(Requirements): Write the data out again, exactly as given.

Some records
┏━━
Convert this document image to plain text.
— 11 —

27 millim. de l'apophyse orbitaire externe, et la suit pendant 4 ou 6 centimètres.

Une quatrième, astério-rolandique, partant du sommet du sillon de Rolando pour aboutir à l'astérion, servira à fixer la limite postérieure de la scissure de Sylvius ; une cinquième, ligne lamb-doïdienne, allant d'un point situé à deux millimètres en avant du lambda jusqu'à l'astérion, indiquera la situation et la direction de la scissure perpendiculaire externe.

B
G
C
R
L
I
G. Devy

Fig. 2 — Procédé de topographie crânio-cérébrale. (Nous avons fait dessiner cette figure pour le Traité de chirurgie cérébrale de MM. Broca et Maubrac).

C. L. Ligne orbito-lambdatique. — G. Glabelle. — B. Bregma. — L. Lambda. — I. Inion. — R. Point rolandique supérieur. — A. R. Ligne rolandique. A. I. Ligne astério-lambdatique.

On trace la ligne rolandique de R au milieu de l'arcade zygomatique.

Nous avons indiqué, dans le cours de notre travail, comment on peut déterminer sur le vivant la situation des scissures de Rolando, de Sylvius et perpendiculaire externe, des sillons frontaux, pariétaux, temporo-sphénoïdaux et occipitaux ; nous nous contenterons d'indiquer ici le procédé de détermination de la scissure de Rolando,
┗━━
(Worked solution):
Convert this document image to plain text.
— 11 —

27 millim. de l'apophyse orbitaire externe, et la suit pendant 4 ou 6 centimètres.

Une quatrième, astério-rolandique, partant du sommet du sillon de Rolando pour aboutir à l'astérion, servira à fixer la limite postérieure de la scissure de Sylvius ; une cinquième, ligne lamb-doïdienne, allant d'un point situé à deux millimètres en avant du lambda jusqu'à l'astérion, indiquera la situation et la direction de la scissure perpendiculaire externe.

B
G
C
R
L
I
G. Devy

Fig. 2 — Procédé de topographie crânio-cérébrale. (Nous avons fait dessiner cette figure pour le Traité de chirurgie cérébrale de MM. Broca et Maubrac).

C. L. Ligne orbito-lambdatique. — G. Glabelle. — B. Bregma. — L. Lambda. — I. Inion. — R. Point rolandique supérieur. — A. R. Ligne rolandique. A. I. Ligne astério-lambdatique.

On trace la ligne rolandique de R au milieu de l'arcade zygomatique.

Nous avons indiqué, dans le cours de notre travail, comment on peut déterminer sur le vivant la situation des scissures de Rolando, de Sylvius et perpendiculaire externe, des sillons frontaux, pariétaux, temporo-sphénoïdaux et occipitaux ; nous nous contenterons d'indiquer ici le procédé de détermination de la scissure de Rolando,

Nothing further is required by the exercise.